- **DOCUMENT SEGMENT**
"""

Battery-pack fuel gauge with SHA-256 authentication prevents pack cloning
Fuel gauging can be difficult because battery voltage varies with temperature and load, while coulomb-counting requires sophisticated compensation to eliminate offset accumulation errors. Maxim’s ModelGauge m5 fuel gauges include a sophisticated algorithm that converts raw measurements such as battery voltage, current, and temperature into accurate state-of-charge (SOC%), absolute capacity (mAhr), time-to-empty, and time-to-full (while charging), all of which improve the user experience of the host device while enabling maximum run-time. To ease the design process, the ModelGauge m5 EZ configuration eliminates the time and resource-consuming characterization process for a large number of battery types. ModelGauge m5 fuel gauges are also the first to integrate SHA-256 for secure authentication to prevent battery clones.

"""

- **DATASET RECORDS**
"""

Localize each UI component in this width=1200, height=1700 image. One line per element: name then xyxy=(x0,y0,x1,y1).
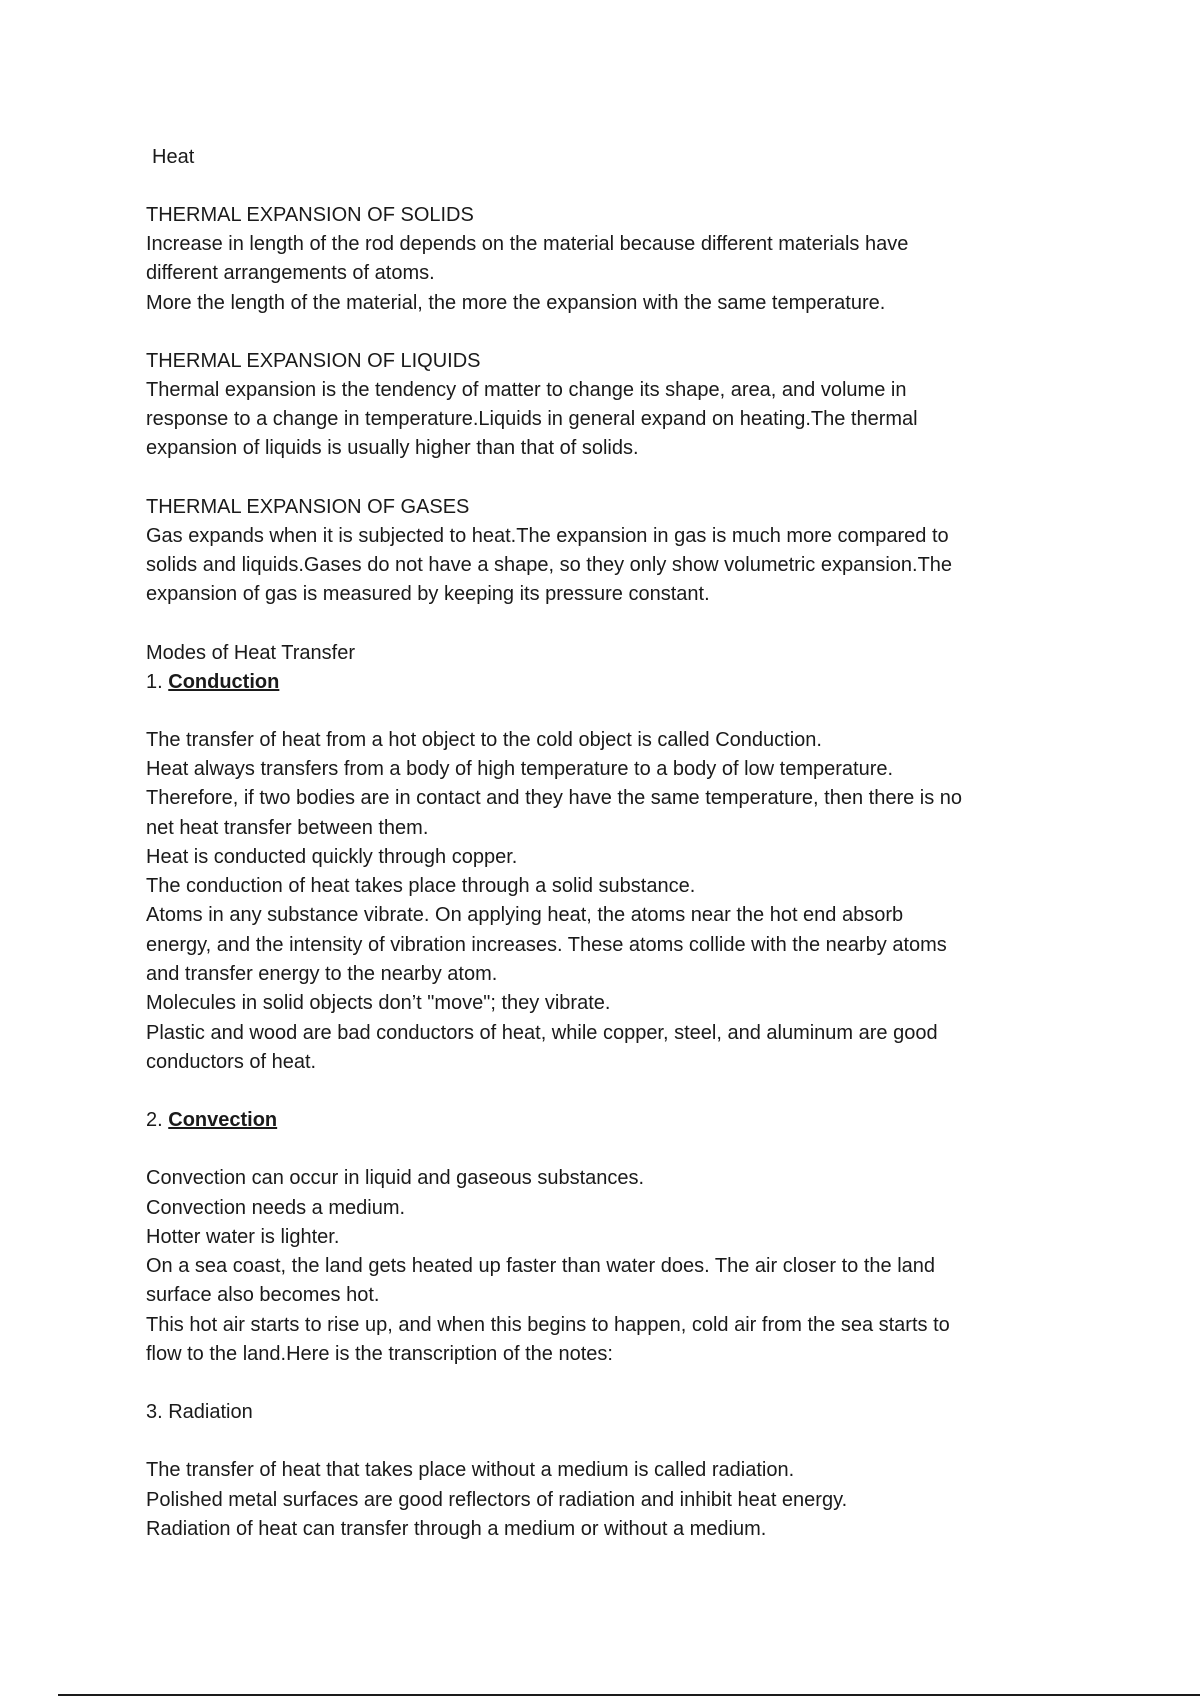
text-line: More the length of the material, the more the expansion with the same temperature. xyxy=(146,291,886,314)
text-line: Convection needs a medium. xyxy=(146,1196,406,1219)
text-line: Polished metal surfaces are good reflectors of radiation and inhibit heat energy. xyxy=(146,1488,848,1511)
text-line: Increase in length of the rod depends on the material because different materials have xyxy=(146,233,909,255)
document-page xyxy=(146,143,1076,1544)
mode-number: 1. xyxy=(146,670,163,693)
text-line: solids and liquids.Gases do not have a shape, so they only show volumetric expansion.The xyxy=(146,554,953,577)
text-line: Gas expands when it is subjected to heat.The expansion in gas is much more compared to xyxy=(146,524,949,547)
text-line: conductors of heat. xyxy=(146,1050,317,1073)
text-line: Heat is conducted quickly through copper. xyxy=(146,845,518,868)
text-line: Convection can occur in liquid and gaseous substances. xyxy=(146,1167,645,1190)
conduction-heading xyxy=(146,668,1076,697)
text-line: Plastic and wood are bad conductors of heat, while copper, steel, and aluminum are good xyxy=(146,1021,938,1044)
text-line: Molecules in solid objects don’t "move"; they vibrate. xyxy=(146,992,611,1015)
modes-heading: Modes of Heat Transfer xyxy=(146,641,355,664)
section-heading: THERMAL EXPANSION OF LIQUIDS xyxy=(146,349,481,372)
page-bottom-rule xyxy=(58,1694,1200,1696)
text-line: and transfer energy to the nearby atom. xyxy=(146,963,498,986)
text-line: energy, and the intensity of vibration increases. These atoms collide with the nearby atoms xyxy=(146,933,947,956)
mode-name: Conduction xyxy=(168,670,280,693)
text-line: Heat always transfers from a body of high temperature to a body of low temperature. xyxy=(146,757,894,780)
text-line: different arrangements of atoms. xyxy=(146,262,435,285)
section-radiation xyxy=(146,1398,1076,1544)
text-line: Radiation of heat can transfer through a medium or without a medium. xyxy=(146,1517,767,1540)
text-line: expansion of gas is measured by keeping its pressure constant. xyxy=(146,583,710,606)
text-line: The transfer of heat that takes place without a medium is called radiation. xyxy=(146,1459,795,1482)
section-solids xyxy=(146,201,1076,318)
text-line: flow to the land.Here is the transcription of the notes: xyxy=(146,1343,613,1366)
text-line: The conduction of heat takes place through a solid substance. xyxy=(146,875,696,898)
radiation-heading: 3. Radiation xyxy=(146,1401,253,1424)
text-line: Therefore, if two bodies are in contact and they have the same temperature, then there is no xyxy=(146,787,963,810)
document-title: Heat xyxy=(152,146,195,168)
text-line: On a sea coast, the land gets heated up faster than water does. The air closer to the land xyxy=(146,1255,936,1278)
section-gases xyxy=(146,493,1076,610)
section-liquids xyxy=(146,347,1076,464)
text-line: Atoms in any substance vibrate. On applying heat, the atoms near the hot end absorb xyxy=(146,904,904,927)
convection-heading xyxy=(146,1106,1076,1135)
section-heading: THERMAL EXPANSION OF GASES xyxy=(146,495,470,518)
text-line: net heat transfer between them. xyxy=(146,816,429,839)
mode-number: 2. xyxy=(146,1109,163,1132)
text-line: Hotter water is lighter. xyxy=(146,1225,340,1248)
section-convection xyxy=(146,1106,1076,1369)
section-modes xyxy=(146,639,1076,1078)
text-line: This hot air starts to rise up, and when this begins to happen, cold air from the sea starts to xyxy=(146,1313,950,1336)
text-line: expansion of liquids is usually higher than that of solids. xyxy=(146,437,639,460)
section-heading: THERMAL EXPANSION OF SOLIDS xyxy=(146,204,474,226)
text-line: Thermal expansion is the tendency of matter to change its shape, area, and volume in xyxy=(146,378,907,401)
text-line: surface also becomes hot. xyxy=(146,1284,380,1307)
text-line: response to a change in temperature.Liquids in general expand on heating.The thermal xyxy=(146,408,918,431)
mode-name: Convection xyxy=(168,1109,278,1132)
text-line: The transfer of heat from a hot object to the cold object is called Conduction. xyxy=(146,728,822,751)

"""

- **TO BE DONE**
Does the fuel gauge text support each statement? Answer yes or no for each, and quote the deciding words. (a) The ModelGauge m5 EZ configuration adds a characterization step for every battery type. (b) Time-to-full is given while the battery is charging. (c) Battery voltage holds steady no matter the load. Use only the fuel gauge text.

- **EXERCISE RESPONSE**
(a) No: "the ModelGauge m5 EZ configuration eliminates the time and resource-consuming characterization process for a large number of battery types"
(b) Yes: "time-to-full (while charging)"
(c) No: "battery voltage varies with temperature and load"